Essa mudança de comportamento está alinhada com um movimento mais amplo de busca por hábitos saudáveis entre os jovens, segundo a psiquiatra Lisia von Diemen, diretora do Centro de Pesquisa em Álcool e Drogas do HCPA/UFRGS.

“Faz parte de uma cultura entre os jovens que valorizam hábitos como alimentação natural e exercícios físicos. Além disso, muitos estão mais conscientes dos impactos do álcool, especialmente porque hoje se sabe que ele aumenta o risco de diversas doenças.” explica Lisia.

No caso de Gabriela, o que antes era parte da rotina social passou a ser mais pontual e, por isso, mais valorizado quando acontece.

“Hoje quando tenho vontade de beber algo, escolho muito bem o que vou beber. Compro um vinho bom, um chopp de qualidade, uma bebida que vai me trazer um bom momento. E não preciso beber muito, pouco já me basta.”

A normalização do consumo de álcool e a falta de reflexão sobre danos e risco de dependência, também são pontos levantados por quem decide repensar o hábito.

Pressão social por beber

Não à toa, outro ponto recorrente entre os que decidem repensar o hábito é a pressão social envolvida. Há quem diga que o álcool é a única droga para a qual é preciso dar explicações quando se escolhe não usar.

■ **CONJUNTO DE DADOS**
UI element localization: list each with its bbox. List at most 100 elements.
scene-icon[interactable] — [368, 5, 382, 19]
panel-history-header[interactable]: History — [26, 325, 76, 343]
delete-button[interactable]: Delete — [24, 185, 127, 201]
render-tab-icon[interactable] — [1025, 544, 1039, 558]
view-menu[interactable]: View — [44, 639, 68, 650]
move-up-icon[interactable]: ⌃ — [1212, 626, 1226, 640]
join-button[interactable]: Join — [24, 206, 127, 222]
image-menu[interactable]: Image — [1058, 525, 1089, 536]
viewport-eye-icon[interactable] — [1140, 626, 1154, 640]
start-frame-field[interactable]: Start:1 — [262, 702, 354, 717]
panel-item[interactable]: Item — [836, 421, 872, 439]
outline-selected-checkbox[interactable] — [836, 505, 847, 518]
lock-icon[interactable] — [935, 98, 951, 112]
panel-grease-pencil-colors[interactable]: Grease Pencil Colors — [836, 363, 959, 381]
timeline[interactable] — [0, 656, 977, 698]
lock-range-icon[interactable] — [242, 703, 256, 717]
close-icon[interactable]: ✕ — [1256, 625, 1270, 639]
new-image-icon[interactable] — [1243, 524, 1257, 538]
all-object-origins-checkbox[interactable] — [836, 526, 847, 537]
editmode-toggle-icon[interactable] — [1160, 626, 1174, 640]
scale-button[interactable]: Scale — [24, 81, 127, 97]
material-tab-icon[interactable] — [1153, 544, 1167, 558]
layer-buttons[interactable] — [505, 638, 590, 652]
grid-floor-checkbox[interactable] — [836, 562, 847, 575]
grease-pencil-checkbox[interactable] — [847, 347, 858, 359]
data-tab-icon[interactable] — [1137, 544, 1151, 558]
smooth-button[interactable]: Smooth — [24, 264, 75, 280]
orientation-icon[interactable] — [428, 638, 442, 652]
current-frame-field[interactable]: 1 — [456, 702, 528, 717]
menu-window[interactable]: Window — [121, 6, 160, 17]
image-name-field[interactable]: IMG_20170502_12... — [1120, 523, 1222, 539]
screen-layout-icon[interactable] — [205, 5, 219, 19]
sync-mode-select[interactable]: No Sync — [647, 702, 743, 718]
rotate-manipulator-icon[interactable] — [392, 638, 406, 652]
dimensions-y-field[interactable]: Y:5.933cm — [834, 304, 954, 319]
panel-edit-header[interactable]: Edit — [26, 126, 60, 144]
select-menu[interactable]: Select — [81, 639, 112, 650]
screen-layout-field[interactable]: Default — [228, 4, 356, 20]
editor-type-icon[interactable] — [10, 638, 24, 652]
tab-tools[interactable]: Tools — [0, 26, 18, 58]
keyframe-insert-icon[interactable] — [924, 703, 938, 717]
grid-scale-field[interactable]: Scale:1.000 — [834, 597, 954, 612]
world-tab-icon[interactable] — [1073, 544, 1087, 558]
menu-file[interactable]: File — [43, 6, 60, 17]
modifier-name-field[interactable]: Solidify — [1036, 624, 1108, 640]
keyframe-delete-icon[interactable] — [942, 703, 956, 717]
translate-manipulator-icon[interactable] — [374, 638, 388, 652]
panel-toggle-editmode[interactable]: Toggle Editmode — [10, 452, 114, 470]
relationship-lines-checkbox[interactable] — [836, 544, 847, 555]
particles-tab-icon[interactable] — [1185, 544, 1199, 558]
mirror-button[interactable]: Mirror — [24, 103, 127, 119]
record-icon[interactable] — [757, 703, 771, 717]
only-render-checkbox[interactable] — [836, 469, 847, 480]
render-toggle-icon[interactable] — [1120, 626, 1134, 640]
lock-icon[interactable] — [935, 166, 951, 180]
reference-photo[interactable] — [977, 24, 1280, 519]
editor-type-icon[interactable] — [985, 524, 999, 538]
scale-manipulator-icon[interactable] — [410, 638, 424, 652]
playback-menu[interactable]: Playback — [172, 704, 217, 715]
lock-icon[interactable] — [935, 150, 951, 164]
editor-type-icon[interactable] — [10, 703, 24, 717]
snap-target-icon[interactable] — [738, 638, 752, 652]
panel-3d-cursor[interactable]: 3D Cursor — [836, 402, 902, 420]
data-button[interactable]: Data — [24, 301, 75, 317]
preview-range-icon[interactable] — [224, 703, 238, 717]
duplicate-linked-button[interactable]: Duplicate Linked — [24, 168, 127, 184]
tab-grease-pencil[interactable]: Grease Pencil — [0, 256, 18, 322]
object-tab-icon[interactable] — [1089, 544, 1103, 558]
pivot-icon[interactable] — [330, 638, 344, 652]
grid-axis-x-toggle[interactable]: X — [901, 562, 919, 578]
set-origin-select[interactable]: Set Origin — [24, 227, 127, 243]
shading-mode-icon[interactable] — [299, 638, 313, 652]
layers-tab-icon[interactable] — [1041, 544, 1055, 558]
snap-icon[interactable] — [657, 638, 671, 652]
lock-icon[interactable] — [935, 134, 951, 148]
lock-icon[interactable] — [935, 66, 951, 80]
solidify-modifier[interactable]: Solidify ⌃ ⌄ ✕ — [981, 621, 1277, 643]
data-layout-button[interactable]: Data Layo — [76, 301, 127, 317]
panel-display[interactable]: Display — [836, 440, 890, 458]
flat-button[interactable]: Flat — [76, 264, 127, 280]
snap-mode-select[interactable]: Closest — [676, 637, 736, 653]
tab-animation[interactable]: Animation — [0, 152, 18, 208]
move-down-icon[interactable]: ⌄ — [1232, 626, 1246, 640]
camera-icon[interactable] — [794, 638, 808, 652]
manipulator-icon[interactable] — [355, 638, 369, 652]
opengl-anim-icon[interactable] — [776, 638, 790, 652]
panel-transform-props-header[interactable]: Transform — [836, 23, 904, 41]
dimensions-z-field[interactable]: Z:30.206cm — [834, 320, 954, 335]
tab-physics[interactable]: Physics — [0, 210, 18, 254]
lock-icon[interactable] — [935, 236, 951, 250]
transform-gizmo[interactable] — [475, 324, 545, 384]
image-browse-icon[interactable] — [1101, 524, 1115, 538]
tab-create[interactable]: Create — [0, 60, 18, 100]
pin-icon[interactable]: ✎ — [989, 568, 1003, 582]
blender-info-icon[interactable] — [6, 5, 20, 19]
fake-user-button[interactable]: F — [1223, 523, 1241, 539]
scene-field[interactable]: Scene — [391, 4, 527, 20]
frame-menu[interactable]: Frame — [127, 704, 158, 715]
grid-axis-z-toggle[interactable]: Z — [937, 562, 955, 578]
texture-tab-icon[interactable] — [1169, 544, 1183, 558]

■ **TAREFA PROPOSTA**
Transcreva a passagem do trecho da página que vai de "Essa mudança de" até "valorizado quando acontece.".

■ **RESPOSTA ESPERADA**
Essa mudança de comportamento está alinhada com um movimento mais amplo de busca por hábitos saudáveis entre os jovens, segundo a psiquiatra Lisia von Diemen, diretora do Centro de Pesquisa em Álcool e Drogas do HCPA/UFRGS.

“Faz parte de uma cultura entre os jovens que valorizam hábitos como alimentação natural e exercícios físicos. Além disso, muitos estão mais conscientes dos impactos do álcool, especialmente porque hoje se sabe que ele aumenta o risco de diversas doenças.” explica Lisia.

No caso de Gabriela, o que antes era parte da rotina social passou a ser mais pontual e, por isso, mais valorizado quando acontece.